*WHAT TO PRODUCE*
Repeat the listing in full, word for word.

# START OF RECORDS FOR THIS EXERCISE

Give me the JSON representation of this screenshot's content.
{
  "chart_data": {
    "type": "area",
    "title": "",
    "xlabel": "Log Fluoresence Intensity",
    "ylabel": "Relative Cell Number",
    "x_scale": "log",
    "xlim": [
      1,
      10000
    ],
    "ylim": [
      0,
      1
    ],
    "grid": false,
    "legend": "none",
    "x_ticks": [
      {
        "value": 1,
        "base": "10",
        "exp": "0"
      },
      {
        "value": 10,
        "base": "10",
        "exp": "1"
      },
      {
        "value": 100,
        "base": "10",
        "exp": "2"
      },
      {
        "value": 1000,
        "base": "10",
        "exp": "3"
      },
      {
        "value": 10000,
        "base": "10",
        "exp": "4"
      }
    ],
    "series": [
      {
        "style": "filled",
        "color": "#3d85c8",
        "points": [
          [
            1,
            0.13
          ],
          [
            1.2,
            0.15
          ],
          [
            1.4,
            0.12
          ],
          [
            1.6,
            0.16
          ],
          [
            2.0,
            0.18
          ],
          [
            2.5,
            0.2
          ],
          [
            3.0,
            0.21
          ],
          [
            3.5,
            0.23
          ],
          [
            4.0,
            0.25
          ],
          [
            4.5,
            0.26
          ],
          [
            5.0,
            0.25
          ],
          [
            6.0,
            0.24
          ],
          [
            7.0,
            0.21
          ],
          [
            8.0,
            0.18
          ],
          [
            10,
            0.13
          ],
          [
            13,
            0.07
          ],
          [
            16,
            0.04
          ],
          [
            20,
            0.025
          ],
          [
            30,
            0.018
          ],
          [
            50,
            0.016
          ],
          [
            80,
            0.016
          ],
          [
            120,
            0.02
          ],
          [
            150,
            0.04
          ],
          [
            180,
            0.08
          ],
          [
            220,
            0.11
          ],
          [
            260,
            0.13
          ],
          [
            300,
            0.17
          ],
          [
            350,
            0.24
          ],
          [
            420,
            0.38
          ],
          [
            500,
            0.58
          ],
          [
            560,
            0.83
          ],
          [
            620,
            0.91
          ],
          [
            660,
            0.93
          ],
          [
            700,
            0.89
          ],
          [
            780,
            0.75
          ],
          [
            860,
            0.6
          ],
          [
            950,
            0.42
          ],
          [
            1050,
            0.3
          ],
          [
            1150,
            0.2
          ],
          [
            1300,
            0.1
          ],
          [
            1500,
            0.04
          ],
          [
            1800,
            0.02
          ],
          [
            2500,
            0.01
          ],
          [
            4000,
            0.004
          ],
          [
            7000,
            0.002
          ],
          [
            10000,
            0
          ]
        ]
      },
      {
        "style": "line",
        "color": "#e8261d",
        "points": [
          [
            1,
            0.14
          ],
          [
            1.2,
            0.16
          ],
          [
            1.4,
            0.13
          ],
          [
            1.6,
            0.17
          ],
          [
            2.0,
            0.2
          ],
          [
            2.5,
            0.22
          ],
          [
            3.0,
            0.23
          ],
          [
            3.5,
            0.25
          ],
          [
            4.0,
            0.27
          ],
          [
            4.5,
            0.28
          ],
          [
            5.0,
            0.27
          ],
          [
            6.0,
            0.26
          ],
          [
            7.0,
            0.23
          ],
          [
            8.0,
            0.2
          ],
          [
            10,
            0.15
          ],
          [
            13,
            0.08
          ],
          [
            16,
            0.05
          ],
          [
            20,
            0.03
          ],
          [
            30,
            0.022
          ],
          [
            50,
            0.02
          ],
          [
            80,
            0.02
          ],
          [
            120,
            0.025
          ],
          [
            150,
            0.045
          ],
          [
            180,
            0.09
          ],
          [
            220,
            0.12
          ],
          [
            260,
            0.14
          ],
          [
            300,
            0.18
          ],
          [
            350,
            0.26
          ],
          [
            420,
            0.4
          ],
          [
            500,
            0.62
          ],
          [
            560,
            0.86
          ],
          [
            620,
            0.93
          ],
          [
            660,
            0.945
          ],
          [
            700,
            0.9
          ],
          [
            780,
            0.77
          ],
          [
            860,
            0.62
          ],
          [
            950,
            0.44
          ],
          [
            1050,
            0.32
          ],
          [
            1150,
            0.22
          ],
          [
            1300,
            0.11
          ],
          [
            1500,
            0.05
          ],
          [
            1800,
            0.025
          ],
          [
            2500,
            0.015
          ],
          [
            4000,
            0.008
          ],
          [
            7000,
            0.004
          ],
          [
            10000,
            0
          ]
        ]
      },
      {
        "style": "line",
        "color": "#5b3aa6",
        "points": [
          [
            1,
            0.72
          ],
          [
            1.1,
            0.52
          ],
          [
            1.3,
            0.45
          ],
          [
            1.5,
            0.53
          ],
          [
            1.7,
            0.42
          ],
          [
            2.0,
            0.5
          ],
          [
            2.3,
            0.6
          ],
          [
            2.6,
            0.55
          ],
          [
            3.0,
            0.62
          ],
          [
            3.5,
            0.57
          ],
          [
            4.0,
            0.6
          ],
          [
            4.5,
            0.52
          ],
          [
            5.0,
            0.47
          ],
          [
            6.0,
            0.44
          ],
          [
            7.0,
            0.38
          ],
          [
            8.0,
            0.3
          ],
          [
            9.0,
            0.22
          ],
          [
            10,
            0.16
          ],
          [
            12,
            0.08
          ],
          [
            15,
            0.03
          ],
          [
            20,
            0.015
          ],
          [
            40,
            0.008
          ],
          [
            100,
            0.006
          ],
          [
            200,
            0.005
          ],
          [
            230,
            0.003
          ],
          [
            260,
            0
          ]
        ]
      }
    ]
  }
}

# END OF RECORDS FOR THIS EXERCISE

*ANSWER FOR THIS EXERCISE*
Give me the JSON representation of this screenshot's content.
{
  "chart_data": {
    "type": "area",
    "title": "",
    "xlabel": "Log Fluoresence Intensity",
    "ylabel": "Relative Cell Number",
    "x_scale": "log",
    "xlim": [
      1,
      10000
    ],
    "ylim": [
      0,
      1
    ],
    "grid": false,
    "legend": "none",
    "x_ticks": [
      {
        "value": 1,
        "base": "10",
        "exp": "0"
      },
      {
        "value": 10,
        "base": "10",
        "exp": "1"
      },
      {
        "value": 100,
        "base": "10",
        "exp": "2"
      },
      {
        "value": 1000,
        "base": "10",
        "exp": "3"
      },
      {
        "value": 10000,
        "base": "10",
        "exp": "4"
      }
    ],
    "series": [
      {
        "style": "filled",
        "color": "#3d85c8",
        "points": [
          [
            1,
            0.13
          ],
          [
            1.2,
            0.15
          ],
          [
            1.4,
            0.12
          ],
          [
            1.6,
            0.16
          ],
          [
            2.0,
            0.18
          ],
          [
            2.5,
            0.2
          ],
          [
            3.0,
            0.21
          ],
          [
            3.5,
            0.23
          ],
          [
            4.0,
            0.25
          ],
          [
            4.5,
            0.26
          ],
          [
            5.0,
            0.25
          ],
          [
            6.0,
            0.24
          ],
          [
            7.0,
            0.21
          ],
          [
            8.0,
            0.18
          ],
          [
            10,
            0.13
          ],
          [
            13,
            0.07
          ],
          [
            16,
            0.04
          ],
          [
            20,
            0.025
          ],
          [
            30,
            0.018
          ],
          [
            50,
            0.016
          ],
          [
            80,
            0.016
          ],
          [
            120,
            0.02
          ],
          [
            150,
            0.04
          ],
          [
            180,
            0.08
          ],
          [
            220,
            0.11
          ],
          [
            260,
            0.13
          ],
          [
            300,
            0.17
          ],
          [
            350,
            0.24
          ],
          [
            420,
            0.38
          ],
          [
            500,
            0.58
          ],
          [
            560,
            0.83
          ],
          [
            620,
            0.91
          ],
          [
            660,
            0.93
          ],
          [
            700,
            0.89
          ],
          [
            780,
            0.75
          ],
          [
            860,
            0.6
          ],
          [
            950,
            0.42
          ],
          [
            1050,
            0.3
          ],
          [
            1150,
            0.2
          ],
          [
            1300,
            0.1
          ],
          [
            1500,
            0.04
          ],
          [
            1800,
            0.02
          ],
          [
            2500,
            0.01
          ],
          [
            4000,
            0.004
          ],
          [
            7000,
            0.002
          ],
          [
            10000,
            0
          ]
        ]
      },
      {
        "style": "line",
        "color": "#e8261d",
        "points": [
          [
            1,
            0.14
          ],
          [
            1.2,
            0.16
          ],
          [
            1.4,
            0.13
          ],
          [
            1.6,
            0.17
          ],
          [
            2.0,
            0.2
          ],
          [
            2.5,
            0.22
          ],
          [
            3.0,
            0.23
          ],
          [
            3.5,
            0.25
          ],
          [
            4.0,
            0.27
          ],
          [
            4.5,
            0.28
          ],
          [
            5.0,
            0.27
          ],
          [
            6.0,
            0.26
          ],
          [
            7.0,
            0.23
          ],
          [
            8.0,
            0.2
          ],
          [
            10,
            0.15
          ],
          [
            13,
            0.08
          ],
          [
            16,
            0.05
          ],
          [
            20,
            0.03
          ],
          [
            30,
            0.022
          ],
          [
            50,
            0.02
          ],
          [
            80,
            0.02
          ],
          [
            120,
            0.025
          ],
          [
            150,
            0.045
          ],
          [
            180,
            0.09
          ],
          [
            220,
            0.12
          ],
          [
            260,
            0.14
          ],
          [
            300,
            0.18
          ],
          [
            350,
            0.26
          ],
          [
            420,
            0.4
          ],
          [
            500,
            0.62
          ],
          [
            560,
            0.86
          ],
          [
            620,
            0.93
          ],
          [
            660,
            0.945
          ],
          [
            700,
            0.9
          ],
          [
            780,
            0.77
          ],
          [
            860,
            0.62
          ],
          [
            950,
            0.44
          ],
          [
            1050,
            0.32
          ],
          [
            1150,
            0.22
          ],
          [
            1300,
            0.11
          ],
          [
            1500,
            0.05
          ],
          [
            1800,
            0.025
          ],
          [
            2500,
            0.015
          ],
          [
            4000,
            0.008
          ],
          [
            7000,
            0.004
          ],
          [
            10000,
            0
          ]
        ]
      },
      {
        "style": "line",
        "color": "#5b3aa6",
        "points": [
          [
            1,
            0.72
          ],
          [
            1.1,
            0.52
          ],
          [
            1.3,
            0.45
          ],
          [
            1.5,
            0.53
          ],
          [
            1.7,
            0.42
          ],
          [
            2.0,
            0.5
          ],
          [
            2.3,
            0.6
          ],
          [
            2.6,
            0.55
          ],
          [
            3.0,
            0.62
          ],
          [
            3.5,
            0.57
          ],
          [
            4.0,
            0.6
          ],
          [
            4.5,
            0.52
          ],
          [
            5.0,
            0.47
          ],
          [
            6.0,
            0.44
          ],
          [
            7.0,
            0.38
          ],
          [
            8.0,
            0.3
          ],
          [
            9.0,
            0.22
          ],
          [
            10,
            0.16
          ],
          [
            12,
            0.08
          ],
          [
            15,
            0.03
          ],
          [
            20,
            0.015
          ],
          [
            40,
            0.008
          ],
          [
            100,
            0.006
          ],
          [
            200,
            0.005
          ],
          [
            230,
            0.003
          ],
          [
            260,
            0
          ]
        ]
      }
    ]
  }
}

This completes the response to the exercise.